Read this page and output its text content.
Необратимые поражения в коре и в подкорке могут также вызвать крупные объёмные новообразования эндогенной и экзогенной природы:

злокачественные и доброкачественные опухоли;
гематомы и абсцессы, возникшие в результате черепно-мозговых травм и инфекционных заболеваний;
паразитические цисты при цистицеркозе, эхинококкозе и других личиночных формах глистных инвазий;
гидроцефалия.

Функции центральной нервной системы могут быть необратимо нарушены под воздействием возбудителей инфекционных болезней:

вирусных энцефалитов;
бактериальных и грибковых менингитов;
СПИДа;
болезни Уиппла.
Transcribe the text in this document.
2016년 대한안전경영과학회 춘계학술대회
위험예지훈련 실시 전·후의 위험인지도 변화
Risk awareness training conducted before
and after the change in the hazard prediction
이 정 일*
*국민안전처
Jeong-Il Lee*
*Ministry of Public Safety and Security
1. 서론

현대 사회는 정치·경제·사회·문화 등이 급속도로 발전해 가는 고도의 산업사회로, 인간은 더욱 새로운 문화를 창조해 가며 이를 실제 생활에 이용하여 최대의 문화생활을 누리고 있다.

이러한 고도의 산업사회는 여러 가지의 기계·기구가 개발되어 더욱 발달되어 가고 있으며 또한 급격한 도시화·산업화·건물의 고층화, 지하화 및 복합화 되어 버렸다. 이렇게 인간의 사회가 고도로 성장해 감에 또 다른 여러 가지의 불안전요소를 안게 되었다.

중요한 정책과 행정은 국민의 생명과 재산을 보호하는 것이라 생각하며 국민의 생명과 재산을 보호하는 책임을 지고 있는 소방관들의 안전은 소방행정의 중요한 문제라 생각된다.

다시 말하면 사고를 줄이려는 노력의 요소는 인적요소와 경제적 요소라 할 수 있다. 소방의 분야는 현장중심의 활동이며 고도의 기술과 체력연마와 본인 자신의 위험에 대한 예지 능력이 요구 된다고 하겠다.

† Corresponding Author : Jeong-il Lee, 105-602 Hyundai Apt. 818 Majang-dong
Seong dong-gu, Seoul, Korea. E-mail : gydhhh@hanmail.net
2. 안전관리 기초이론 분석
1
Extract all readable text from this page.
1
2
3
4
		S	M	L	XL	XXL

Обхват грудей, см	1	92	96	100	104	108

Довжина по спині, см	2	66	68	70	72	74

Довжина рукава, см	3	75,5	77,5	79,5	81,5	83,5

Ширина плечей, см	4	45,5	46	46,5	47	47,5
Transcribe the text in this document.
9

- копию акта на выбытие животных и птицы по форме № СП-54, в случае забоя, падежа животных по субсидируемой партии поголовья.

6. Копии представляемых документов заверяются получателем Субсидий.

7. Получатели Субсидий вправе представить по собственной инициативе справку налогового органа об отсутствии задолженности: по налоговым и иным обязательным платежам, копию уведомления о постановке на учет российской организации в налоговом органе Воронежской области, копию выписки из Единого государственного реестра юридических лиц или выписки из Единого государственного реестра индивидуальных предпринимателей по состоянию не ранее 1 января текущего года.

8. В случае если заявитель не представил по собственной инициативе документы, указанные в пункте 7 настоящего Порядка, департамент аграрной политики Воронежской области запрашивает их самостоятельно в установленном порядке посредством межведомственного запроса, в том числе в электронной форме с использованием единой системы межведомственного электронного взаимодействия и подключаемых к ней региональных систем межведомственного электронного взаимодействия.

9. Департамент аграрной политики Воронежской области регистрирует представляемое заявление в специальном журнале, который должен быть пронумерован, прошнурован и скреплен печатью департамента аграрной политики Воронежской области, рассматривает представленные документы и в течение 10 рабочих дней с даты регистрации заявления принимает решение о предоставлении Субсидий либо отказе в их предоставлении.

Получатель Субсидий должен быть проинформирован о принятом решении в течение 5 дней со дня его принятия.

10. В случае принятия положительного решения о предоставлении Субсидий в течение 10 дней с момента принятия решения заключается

What is being asked: Return the entries above exactly, each one complete.

The solution:
Read this page and output its text content.
Необратимые поражения в коре и в подкорке могут также вызвать крупные объёмные новообразования эндогенной и экзогенной природы:

злокачественные и доброкачественные опухоли;
гематомы и абсцессы, возникшие в результате черепно-мозговых травм и инфекционных заболеваний;
паразитические цисты при цистицеркозе, эхинококкозе и других личиночных формах глистных инвазий;
гидроцефалия.

Функции центральной нервной системы могут быть необратимо нарушены под воздействием возбудителей инфекционных болезней:

вирусных энцефалитов;
бактериальных и грибковых менингитов;
СПИДа;
болезни Уиппла.
Transcribe the text in this document.
2016년 대한안전경영과학회 춘계학술대회
위험예지훈련 실시 전·후의 위험인지도 변화
Risk awareness training conducted before
and after the change in the hazard prediction
이 정 일*
*국민안전처
Jeong-Il Lee*
*Ministry of Public Safety and Security
1. 서론

현대 사회는 정치·경제·사회·문화 등이 급속도로 발전해 가는 고도의 산업사회로, 인간은 더욱 새로운 문화를 창조해 가며 이를 실제 생활에 이용하여 최대의 문화생활을 누리고 있다.

이러한 고도의 산업사회는 여러 가지의 기계·기구가 개발되어 더욱 발달되어 가고 있으며 또한 급격한 도시화·산업화·건물의 고층화, 지하화 및 복합화 되어 버렸다. 이렇게 인간의 사회가 고도로 성장해 감에 또 다른 여러 가지의 불안전요소를 안게 되었다.

중요한 정책과 행정은 국민의 생명과 재산을 보호하는 것이라 생각하며 국민의 생명과 재산을 보호하는 책임을 지고 있는 소방관들의 안전은 소방행정의 중요한 문제라 생각된다.

다시 말하면 사고를 줄이려는 노력의 요소는 인적요소와 경제적 요소라 할 수 있다. 소방의 분야는 현장중심의 활동이며 고도의 기술과 체력연마와 본인 자신의 위험에 대한 예지 능력이 요구 된다고 하겠다.

† Corresponding Author : Jeong-il Lee, 105-602 Hyundai Apt. 818 Majang-dong
Seong dong-gu, Seoul, Korea. E-mail : gydhhh@hanmail.net
2. 안전관리 기초이론 분석
1
Extract all readable text from this page.
1
2
3
4
		S	M	L	XL	XXL

Обхват грудей, см	1	92	96	100	104	108

Довжина по спині, см	2	66	68	70	72	74

Довжина рукава, см	3	75,5	77,5	79,5	81,5	83,5

Ширина плечей, см	4	45,5	46	46,5	47	47,5
Transcribe the text in this document.
9

- копию акта на выбытие животных и птицы по форме № СП-54, в случае забоя, падежа животных по субсидируемой партии поголовья.

6. Копии представляемых документов заверяются получателем Субсидий.

7. Получатели Субсидий вправе представить по собственной инициативе справку налогового органа об отсутствии задолженности: по налоговым и иным обязательным платежам, копию уведомления о постановке на учет российской организации в налоговом органе Воронежской области, копию выписки из Единого государственного реестра юридических лиц или выписки из Единого государственного реестра индивидуальных предпринимателей по состоянию не ранее 1 января текущего года.

8. В случае если заявитель не представил по собственной инициативе документы, указанные в пункте 7 настоящего Порядка, департамент аграрной политики Воронежской области запрашивает их самостоятельно в установленном порядке посредством межведомственного запроса, в том числе в электронной форме с использованием единой системы межведомственного электронного взаимодействия и подключаемых к ней региональных систем межведомственного электронного взаимодействия.

9. Департамент аграрной политики Воронежской области регистрирует представляемое заявление в специальном журнале, который должен быть пронумерован, прошнурован и скреплен печатью департамента аграрной политики Воронежской области, рассматривает представленные документы и в течение 10 рабочих дней с даты регистрации заявления принимает решение о предоставлении Субсидий либо отказе в их предоставлении.

Получатель Субсидий должен быть проинформирован о принятом решении в течение 5 дней со дня его принятия.

10. В случае принятия положительного решения о предоставлении Субсидий в течение 10 дней с момента принятия решения заключается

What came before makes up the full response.